## To do
Your answer should be only a number: how many lines include the word "text".

## Records for this task
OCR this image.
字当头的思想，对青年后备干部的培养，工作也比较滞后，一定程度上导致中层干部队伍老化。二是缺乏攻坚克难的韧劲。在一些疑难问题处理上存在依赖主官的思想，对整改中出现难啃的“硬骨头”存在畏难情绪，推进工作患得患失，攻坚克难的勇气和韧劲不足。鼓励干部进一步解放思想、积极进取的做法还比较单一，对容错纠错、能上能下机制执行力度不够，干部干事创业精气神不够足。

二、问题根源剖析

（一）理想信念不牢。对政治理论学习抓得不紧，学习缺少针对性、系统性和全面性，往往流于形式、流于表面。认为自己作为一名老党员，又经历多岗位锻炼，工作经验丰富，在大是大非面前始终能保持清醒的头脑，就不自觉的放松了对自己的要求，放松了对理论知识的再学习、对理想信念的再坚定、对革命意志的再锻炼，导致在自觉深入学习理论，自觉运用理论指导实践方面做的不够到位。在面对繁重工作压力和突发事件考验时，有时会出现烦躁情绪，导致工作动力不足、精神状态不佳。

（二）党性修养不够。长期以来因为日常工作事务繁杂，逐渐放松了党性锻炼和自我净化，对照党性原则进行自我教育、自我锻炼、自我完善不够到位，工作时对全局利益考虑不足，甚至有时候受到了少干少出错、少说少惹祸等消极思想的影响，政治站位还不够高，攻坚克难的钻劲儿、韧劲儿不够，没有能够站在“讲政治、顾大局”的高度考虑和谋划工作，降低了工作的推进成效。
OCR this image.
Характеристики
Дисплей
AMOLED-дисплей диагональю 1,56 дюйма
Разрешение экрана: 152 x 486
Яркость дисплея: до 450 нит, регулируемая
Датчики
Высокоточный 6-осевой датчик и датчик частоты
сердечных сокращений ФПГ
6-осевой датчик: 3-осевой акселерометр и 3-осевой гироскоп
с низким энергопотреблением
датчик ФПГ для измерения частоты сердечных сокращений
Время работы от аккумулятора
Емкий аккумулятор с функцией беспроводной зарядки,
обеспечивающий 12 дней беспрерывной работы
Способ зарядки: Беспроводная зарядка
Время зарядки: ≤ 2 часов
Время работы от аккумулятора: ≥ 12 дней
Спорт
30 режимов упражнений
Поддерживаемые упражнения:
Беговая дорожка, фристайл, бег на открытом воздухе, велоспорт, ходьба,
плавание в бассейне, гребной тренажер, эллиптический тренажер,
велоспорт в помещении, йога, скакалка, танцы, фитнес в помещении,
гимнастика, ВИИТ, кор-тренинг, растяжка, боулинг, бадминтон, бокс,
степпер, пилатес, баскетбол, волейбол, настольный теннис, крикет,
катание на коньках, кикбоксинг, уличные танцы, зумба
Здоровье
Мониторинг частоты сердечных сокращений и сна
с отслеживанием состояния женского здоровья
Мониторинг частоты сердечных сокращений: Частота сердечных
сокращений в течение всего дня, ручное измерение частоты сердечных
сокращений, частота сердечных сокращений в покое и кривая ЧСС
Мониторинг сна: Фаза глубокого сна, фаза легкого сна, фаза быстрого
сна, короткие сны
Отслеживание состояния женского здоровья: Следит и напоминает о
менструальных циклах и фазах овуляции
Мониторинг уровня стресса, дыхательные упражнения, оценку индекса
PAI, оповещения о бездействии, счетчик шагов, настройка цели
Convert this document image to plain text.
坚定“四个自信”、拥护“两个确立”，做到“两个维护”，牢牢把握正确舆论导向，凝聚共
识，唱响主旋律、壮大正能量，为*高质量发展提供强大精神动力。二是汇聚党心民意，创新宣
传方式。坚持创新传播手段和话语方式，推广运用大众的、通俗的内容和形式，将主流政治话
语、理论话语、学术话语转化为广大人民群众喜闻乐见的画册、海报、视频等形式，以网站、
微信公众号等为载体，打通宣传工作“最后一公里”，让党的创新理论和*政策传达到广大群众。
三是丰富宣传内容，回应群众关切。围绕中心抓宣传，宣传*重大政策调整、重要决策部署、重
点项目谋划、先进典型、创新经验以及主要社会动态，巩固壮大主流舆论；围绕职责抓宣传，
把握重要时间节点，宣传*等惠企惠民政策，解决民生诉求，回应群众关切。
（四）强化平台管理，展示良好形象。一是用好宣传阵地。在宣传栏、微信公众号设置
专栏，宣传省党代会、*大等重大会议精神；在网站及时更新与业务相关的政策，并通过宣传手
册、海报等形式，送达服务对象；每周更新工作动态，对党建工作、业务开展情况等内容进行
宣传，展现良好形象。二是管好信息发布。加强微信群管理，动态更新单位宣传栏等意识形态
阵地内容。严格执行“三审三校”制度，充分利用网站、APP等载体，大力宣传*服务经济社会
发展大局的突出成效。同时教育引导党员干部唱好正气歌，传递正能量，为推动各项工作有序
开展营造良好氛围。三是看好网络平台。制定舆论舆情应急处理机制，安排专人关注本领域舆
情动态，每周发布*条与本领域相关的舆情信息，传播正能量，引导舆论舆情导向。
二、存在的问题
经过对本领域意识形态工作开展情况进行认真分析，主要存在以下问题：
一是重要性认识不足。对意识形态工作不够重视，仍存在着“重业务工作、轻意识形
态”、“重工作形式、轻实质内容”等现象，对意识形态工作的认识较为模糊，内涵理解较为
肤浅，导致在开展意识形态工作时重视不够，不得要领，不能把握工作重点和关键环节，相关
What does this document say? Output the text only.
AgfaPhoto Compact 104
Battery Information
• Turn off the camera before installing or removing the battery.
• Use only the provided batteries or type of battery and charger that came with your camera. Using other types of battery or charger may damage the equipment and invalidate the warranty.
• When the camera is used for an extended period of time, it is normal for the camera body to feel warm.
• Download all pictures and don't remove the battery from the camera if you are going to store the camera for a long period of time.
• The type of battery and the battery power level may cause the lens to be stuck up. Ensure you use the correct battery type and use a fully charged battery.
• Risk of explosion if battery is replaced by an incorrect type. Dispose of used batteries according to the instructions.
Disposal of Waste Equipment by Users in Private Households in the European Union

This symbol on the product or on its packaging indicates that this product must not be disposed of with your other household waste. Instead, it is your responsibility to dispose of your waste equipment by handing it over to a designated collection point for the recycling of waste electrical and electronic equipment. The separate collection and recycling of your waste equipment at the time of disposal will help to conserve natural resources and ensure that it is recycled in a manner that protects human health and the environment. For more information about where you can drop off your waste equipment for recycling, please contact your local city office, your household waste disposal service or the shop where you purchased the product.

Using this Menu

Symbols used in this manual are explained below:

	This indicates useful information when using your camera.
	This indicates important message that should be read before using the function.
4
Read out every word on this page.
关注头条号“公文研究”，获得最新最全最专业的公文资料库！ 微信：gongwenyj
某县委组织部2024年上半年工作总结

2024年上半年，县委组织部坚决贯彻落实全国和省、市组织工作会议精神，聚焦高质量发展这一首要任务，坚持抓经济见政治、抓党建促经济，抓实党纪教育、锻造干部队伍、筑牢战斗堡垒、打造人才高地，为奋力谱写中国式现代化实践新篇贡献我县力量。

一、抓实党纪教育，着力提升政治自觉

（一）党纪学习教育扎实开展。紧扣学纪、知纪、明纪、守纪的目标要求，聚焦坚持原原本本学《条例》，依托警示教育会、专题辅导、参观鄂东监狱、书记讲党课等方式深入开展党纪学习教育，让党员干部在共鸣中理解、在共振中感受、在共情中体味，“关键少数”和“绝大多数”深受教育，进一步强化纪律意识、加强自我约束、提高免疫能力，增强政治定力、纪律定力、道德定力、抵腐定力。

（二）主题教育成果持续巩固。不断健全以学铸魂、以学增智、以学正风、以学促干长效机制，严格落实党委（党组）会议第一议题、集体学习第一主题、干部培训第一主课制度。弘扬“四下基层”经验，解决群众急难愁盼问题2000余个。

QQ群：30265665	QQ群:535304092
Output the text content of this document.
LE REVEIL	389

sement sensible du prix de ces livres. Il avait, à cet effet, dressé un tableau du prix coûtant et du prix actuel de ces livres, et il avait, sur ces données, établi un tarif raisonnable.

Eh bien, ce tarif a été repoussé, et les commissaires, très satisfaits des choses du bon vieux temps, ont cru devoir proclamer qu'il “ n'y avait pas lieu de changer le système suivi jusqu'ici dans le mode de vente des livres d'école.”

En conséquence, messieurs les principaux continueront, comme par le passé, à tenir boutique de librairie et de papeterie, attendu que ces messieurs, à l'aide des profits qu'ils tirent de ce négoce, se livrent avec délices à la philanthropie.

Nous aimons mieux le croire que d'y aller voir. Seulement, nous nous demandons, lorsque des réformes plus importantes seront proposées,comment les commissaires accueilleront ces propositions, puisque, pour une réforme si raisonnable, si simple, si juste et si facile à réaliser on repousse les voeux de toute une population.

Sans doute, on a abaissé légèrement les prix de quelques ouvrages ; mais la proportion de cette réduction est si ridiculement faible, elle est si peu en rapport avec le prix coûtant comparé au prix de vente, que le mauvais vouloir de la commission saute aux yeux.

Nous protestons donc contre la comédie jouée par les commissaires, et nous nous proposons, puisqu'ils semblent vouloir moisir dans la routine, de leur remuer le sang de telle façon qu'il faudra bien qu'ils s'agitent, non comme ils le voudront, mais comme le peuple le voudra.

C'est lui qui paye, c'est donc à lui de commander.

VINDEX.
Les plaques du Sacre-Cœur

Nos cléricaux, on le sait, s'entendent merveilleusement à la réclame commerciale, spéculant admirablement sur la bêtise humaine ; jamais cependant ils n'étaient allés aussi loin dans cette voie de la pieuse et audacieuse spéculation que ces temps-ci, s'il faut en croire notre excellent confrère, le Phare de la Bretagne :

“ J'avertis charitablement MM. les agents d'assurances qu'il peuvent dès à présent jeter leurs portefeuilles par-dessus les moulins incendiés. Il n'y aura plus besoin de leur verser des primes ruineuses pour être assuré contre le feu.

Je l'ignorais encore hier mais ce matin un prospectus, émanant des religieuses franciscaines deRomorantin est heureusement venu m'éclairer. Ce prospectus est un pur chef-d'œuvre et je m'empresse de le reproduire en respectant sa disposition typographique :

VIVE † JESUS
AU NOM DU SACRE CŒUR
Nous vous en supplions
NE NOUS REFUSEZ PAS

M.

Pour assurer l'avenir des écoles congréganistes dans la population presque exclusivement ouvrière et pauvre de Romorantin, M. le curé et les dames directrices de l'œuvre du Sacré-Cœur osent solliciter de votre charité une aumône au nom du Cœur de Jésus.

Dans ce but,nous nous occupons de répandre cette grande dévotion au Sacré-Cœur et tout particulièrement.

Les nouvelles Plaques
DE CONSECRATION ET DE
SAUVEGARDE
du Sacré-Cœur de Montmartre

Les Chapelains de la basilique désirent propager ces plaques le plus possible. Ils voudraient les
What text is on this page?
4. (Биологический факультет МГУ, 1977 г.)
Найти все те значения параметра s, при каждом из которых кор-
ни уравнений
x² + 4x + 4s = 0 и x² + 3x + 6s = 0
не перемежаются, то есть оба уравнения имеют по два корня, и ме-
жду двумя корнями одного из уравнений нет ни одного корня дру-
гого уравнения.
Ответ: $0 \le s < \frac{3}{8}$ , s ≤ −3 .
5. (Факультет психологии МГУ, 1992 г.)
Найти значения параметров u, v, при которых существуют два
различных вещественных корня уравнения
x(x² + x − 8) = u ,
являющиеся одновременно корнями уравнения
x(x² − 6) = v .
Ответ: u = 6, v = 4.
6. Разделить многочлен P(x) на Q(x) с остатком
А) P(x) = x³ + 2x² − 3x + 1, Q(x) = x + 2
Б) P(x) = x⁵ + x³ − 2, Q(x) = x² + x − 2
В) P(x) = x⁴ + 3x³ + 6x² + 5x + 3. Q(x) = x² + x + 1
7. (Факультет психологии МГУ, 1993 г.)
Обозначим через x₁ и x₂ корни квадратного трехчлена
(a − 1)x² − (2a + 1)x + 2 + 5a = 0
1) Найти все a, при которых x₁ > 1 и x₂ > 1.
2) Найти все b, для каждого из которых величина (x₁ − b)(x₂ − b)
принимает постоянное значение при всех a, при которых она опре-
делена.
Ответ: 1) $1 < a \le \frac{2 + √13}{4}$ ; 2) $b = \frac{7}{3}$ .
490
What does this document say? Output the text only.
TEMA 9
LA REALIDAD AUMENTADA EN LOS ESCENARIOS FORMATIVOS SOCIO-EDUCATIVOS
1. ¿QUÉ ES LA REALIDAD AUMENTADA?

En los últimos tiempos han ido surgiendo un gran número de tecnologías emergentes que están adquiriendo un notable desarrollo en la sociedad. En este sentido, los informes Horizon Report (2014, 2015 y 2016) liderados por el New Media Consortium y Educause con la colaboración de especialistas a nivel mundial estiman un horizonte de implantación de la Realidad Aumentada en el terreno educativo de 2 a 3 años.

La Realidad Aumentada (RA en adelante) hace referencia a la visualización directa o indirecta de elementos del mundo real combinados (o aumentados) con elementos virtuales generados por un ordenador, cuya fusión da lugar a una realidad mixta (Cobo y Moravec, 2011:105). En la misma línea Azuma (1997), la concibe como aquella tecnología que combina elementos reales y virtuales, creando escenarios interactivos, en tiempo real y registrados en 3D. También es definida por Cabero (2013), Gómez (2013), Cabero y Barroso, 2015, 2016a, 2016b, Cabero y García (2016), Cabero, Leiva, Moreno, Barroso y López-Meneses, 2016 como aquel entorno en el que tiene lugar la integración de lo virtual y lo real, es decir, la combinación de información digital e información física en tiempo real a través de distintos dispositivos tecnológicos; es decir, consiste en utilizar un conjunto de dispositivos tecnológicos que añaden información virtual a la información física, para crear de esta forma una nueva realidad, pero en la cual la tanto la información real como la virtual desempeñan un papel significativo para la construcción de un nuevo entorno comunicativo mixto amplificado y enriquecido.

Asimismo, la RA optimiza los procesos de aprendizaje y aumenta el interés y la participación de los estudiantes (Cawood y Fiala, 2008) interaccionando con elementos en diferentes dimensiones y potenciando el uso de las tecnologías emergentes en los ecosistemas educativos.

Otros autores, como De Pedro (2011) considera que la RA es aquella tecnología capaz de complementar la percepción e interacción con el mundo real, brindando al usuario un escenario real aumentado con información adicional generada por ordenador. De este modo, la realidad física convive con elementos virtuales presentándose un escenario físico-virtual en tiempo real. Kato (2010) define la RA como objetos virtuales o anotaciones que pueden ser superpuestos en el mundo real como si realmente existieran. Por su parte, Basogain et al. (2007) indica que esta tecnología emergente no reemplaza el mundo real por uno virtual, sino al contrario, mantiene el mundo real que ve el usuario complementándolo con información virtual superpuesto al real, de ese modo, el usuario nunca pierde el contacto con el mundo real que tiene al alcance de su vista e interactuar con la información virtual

## Correct output
5